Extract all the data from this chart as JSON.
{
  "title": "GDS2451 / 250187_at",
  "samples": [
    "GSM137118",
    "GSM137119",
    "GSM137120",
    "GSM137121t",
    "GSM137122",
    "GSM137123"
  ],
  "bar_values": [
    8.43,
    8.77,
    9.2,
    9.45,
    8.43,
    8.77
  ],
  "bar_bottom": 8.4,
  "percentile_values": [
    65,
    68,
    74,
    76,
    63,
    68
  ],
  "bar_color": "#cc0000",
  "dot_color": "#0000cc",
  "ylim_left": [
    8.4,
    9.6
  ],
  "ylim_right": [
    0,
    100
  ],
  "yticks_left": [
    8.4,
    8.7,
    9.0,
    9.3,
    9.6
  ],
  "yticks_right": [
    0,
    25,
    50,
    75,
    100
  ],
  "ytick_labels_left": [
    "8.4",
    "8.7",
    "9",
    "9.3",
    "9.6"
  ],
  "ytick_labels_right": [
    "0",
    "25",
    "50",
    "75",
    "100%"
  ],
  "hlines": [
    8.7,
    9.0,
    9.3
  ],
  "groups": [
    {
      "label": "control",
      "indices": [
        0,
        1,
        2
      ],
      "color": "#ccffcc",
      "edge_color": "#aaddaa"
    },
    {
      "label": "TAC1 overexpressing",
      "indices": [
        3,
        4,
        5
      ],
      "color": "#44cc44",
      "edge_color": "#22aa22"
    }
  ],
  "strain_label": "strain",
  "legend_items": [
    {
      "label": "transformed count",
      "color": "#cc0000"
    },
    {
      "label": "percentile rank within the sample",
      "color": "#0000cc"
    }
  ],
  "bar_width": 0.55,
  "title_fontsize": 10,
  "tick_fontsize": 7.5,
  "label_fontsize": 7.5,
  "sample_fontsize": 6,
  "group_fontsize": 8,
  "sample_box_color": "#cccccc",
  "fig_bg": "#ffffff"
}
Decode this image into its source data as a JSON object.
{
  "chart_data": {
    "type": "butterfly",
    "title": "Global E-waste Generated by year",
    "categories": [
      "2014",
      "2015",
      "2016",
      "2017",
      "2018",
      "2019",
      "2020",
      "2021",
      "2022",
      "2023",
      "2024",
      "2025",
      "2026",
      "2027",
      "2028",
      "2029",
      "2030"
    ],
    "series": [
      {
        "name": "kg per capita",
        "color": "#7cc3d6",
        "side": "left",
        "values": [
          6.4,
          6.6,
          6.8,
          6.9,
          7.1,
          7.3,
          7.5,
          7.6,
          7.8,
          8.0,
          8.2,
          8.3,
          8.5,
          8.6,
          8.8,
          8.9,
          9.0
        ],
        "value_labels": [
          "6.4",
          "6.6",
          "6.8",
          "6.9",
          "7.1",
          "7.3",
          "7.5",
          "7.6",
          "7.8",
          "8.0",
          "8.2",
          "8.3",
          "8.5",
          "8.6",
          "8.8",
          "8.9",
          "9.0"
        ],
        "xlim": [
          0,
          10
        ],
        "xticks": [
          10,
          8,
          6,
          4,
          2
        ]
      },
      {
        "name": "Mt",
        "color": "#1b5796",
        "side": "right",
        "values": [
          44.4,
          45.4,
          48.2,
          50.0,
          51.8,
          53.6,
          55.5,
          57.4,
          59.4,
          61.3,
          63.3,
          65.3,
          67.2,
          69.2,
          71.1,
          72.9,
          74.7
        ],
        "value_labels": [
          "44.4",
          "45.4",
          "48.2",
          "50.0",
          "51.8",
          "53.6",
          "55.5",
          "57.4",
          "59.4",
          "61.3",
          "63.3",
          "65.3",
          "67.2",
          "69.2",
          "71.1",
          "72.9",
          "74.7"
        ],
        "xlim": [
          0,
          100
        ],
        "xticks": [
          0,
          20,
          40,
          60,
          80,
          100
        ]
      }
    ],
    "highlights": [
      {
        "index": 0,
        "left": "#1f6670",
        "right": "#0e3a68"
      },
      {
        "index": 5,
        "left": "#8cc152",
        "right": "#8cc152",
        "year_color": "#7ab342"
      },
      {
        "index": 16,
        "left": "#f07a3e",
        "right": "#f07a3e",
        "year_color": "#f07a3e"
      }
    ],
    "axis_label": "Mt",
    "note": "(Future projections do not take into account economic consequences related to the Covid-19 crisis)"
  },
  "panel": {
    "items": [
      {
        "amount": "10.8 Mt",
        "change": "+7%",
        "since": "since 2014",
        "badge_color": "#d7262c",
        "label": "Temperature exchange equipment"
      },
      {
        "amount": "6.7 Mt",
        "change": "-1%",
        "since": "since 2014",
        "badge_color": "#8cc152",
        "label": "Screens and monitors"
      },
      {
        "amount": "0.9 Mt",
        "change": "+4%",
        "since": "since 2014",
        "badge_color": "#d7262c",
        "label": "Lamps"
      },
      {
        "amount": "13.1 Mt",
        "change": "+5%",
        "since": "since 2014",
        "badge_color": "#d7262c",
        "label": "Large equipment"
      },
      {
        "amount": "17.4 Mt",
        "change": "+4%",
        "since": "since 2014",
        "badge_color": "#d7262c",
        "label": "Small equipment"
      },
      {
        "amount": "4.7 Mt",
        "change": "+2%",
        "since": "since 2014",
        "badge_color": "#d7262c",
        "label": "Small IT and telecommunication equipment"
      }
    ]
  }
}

^^^^^^^^

### Goal
Among the lines of the material, find those that hold the word "amount" and copy them.

### Output of the exercise
        "amount": "10.8 Mt",
        "amount": "6.7 Mt",
        "amount": "0.9 Mt",
        "amount": "13.1 Mt",
        "amount": "17.4 Mt",
        "amount": "4.7 Mt",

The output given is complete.